— begin —

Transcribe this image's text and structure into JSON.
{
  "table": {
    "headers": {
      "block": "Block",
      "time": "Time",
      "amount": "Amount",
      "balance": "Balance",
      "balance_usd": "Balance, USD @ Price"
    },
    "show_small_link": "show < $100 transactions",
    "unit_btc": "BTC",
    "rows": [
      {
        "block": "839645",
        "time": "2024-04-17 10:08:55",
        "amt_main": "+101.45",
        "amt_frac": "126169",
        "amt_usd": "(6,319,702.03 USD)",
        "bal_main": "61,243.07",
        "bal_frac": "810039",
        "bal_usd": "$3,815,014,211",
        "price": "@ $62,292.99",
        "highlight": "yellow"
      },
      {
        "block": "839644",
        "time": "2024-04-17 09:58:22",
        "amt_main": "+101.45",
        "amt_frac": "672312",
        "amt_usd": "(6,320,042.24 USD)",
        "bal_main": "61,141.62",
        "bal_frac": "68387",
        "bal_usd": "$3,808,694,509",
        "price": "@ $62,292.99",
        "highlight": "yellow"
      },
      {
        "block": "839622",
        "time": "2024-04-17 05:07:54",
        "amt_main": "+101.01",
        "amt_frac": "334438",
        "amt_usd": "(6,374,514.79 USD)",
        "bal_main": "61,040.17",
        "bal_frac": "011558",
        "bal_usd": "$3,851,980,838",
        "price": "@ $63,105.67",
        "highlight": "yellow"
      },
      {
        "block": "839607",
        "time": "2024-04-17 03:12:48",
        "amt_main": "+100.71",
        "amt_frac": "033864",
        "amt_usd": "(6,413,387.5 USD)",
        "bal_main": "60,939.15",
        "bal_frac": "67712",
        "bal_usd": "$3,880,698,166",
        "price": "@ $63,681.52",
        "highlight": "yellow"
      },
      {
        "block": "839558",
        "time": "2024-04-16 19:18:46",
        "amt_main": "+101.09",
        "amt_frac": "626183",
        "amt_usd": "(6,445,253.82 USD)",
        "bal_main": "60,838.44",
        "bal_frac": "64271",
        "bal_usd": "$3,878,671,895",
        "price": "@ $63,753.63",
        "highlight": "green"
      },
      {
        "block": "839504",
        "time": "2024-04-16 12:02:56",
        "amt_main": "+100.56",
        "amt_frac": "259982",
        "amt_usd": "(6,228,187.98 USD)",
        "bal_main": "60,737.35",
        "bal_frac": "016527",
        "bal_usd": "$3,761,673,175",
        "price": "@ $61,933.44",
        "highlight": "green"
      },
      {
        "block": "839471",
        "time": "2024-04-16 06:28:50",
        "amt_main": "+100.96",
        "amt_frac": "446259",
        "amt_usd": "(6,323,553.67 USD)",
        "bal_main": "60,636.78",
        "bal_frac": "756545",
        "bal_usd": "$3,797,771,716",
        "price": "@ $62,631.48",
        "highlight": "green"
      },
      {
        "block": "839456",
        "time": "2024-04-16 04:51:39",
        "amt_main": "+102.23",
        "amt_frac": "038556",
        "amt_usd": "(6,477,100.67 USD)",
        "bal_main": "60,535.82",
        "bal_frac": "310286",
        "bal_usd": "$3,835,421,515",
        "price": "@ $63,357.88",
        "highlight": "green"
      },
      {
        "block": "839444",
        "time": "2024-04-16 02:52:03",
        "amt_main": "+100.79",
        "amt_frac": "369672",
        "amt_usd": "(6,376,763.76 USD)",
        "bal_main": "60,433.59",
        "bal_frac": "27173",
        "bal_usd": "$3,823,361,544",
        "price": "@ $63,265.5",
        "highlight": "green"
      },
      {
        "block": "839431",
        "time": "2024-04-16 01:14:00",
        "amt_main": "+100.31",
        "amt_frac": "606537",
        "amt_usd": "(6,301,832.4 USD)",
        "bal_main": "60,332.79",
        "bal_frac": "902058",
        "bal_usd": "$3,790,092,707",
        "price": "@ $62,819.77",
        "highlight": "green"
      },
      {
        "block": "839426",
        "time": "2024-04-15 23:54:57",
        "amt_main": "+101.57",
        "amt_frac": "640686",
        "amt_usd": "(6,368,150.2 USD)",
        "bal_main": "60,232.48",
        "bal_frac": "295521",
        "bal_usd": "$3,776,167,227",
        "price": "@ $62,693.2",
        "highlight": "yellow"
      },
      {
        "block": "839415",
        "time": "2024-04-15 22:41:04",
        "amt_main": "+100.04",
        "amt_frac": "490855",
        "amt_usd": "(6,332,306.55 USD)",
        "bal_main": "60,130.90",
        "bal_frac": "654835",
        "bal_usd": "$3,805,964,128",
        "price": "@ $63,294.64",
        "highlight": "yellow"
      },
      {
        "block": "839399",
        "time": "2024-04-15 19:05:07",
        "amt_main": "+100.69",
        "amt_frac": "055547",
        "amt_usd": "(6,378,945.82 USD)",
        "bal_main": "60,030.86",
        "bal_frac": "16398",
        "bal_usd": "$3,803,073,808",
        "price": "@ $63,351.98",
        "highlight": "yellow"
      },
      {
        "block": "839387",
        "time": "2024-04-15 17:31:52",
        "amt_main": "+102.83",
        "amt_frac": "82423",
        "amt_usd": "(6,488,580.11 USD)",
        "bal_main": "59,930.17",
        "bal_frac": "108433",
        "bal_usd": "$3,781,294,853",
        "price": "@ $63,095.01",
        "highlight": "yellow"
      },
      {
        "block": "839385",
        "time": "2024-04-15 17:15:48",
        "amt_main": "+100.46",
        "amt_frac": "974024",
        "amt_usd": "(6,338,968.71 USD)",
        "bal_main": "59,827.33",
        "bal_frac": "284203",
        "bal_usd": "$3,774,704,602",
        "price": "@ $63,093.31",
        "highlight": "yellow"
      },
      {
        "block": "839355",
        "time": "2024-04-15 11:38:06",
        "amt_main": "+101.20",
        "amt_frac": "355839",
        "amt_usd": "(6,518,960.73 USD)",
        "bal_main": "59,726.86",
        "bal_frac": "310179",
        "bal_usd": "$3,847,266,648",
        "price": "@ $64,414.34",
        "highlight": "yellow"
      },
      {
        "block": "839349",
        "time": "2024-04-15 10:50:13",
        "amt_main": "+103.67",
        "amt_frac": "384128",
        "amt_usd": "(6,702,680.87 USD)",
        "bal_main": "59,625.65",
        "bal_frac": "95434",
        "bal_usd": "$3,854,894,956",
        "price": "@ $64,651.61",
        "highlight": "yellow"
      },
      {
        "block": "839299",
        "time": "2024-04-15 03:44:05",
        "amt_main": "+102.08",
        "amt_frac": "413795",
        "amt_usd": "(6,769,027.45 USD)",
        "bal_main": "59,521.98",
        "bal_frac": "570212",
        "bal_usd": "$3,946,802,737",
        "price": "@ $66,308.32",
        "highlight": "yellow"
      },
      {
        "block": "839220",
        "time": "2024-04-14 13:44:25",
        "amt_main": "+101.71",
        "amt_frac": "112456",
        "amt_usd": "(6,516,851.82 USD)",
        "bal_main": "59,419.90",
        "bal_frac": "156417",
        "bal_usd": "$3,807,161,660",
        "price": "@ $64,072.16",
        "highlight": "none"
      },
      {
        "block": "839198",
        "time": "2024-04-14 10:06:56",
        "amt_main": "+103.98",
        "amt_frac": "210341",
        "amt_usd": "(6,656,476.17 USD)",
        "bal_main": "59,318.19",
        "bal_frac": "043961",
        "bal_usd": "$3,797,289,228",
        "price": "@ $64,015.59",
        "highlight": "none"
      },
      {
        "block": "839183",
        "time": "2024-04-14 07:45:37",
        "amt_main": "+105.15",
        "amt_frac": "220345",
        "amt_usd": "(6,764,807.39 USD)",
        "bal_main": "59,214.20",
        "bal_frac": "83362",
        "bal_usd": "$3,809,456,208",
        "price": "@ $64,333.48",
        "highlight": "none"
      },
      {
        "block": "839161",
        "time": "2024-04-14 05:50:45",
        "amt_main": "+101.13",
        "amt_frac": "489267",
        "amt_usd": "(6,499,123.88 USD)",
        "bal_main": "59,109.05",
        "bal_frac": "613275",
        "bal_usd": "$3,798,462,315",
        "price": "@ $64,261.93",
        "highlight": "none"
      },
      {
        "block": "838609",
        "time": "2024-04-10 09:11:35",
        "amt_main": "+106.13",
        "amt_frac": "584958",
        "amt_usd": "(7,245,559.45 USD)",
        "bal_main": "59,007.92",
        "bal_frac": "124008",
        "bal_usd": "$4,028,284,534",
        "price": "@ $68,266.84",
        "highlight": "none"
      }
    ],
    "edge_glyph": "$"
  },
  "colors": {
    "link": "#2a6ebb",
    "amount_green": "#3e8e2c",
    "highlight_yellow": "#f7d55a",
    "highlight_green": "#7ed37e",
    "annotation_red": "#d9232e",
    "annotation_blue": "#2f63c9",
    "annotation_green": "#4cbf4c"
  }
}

— end —

Single out each line of the records above with the string "Balance" in it, and copy it.

[Solution for this exercise]:
      "balance": "Balance",
      "balance_usd": "Balance, USD @ Price"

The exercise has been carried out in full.